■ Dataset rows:
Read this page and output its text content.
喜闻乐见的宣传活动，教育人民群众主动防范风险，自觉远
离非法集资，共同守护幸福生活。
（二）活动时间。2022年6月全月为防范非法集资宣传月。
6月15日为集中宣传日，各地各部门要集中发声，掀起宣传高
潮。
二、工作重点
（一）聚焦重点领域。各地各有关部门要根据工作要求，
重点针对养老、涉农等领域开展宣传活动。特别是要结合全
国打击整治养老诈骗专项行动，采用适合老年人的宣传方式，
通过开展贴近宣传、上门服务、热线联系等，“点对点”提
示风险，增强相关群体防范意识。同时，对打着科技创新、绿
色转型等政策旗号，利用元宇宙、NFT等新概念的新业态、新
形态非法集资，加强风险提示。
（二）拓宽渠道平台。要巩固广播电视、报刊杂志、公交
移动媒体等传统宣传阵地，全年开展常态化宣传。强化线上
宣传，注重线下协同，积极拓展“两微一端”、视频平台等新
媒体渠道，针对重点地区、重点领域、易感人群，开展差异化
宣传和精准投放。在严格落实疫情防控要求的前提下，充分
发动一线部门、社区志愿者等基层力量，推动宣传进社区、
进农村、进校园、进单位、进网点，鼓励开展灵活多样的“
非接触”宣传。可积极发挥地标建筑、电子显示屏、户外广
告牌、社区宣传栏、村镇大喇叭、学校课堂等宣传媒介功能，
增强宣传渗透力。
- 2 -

■ SHORT EXERCISE: Copy every line of the material, please, keeping it exactly the same.

■ FINISHED TASK:
Read this page and output its text content.
喜闻乐见的宣传活动，教育人民群众主动防范风险，自觉远
离非法集资，共同守护幸福生活。
（二）活动时间。2022年6月全月为防范非法集资宣传月。
6月15日为集中宣传日，各地各部门要集中发声，掀起宣传高
潮。
二、工作重点
（一）聚焦重点领域。各地各有关部门要根据工作要求，
重点针对养老、涉农等领域开展宣传活动。特别是要结合全
国打击整治养老诈骗专项行动，采用适合老年人的宣传方式，
通过开展贴近宣传、上门服务、热线联系等，“点对点”提
示风险，增强相关群体防范意识。同时，对打着科技创新、绿
色转型等政策旗号，利用元宇宙、NFT等新概念的新业态、新
形态非法集资，加强风险提示。
（二）拓宽渠道平台。要巩固广播电视、报刊杂志、公交
移动媒体等传统宣传阵地，全年开展常态化宣传。强化线上
宣传，注重线下协同，积极拓展“两微一端”、视频平台等新
媒体渠道，针对重点地区、重点领域、易感人群，开展差异化
宣传和精准投放。在严格落实疫情防控要求的前提下，充分
发动一线部门、社区志愿者等基层力量，推动宣传进社区、
进农村、进校园、进单位、进网点，鼓励开展灵活多样的“
非接触”宣传。可积极发挥地标建筑、电子显示屏、户外广
告牌、社区宣传栏、村镇大喇叭、学校课堂等宣传媒介功能，
增强宣传渗透力。
- 2 -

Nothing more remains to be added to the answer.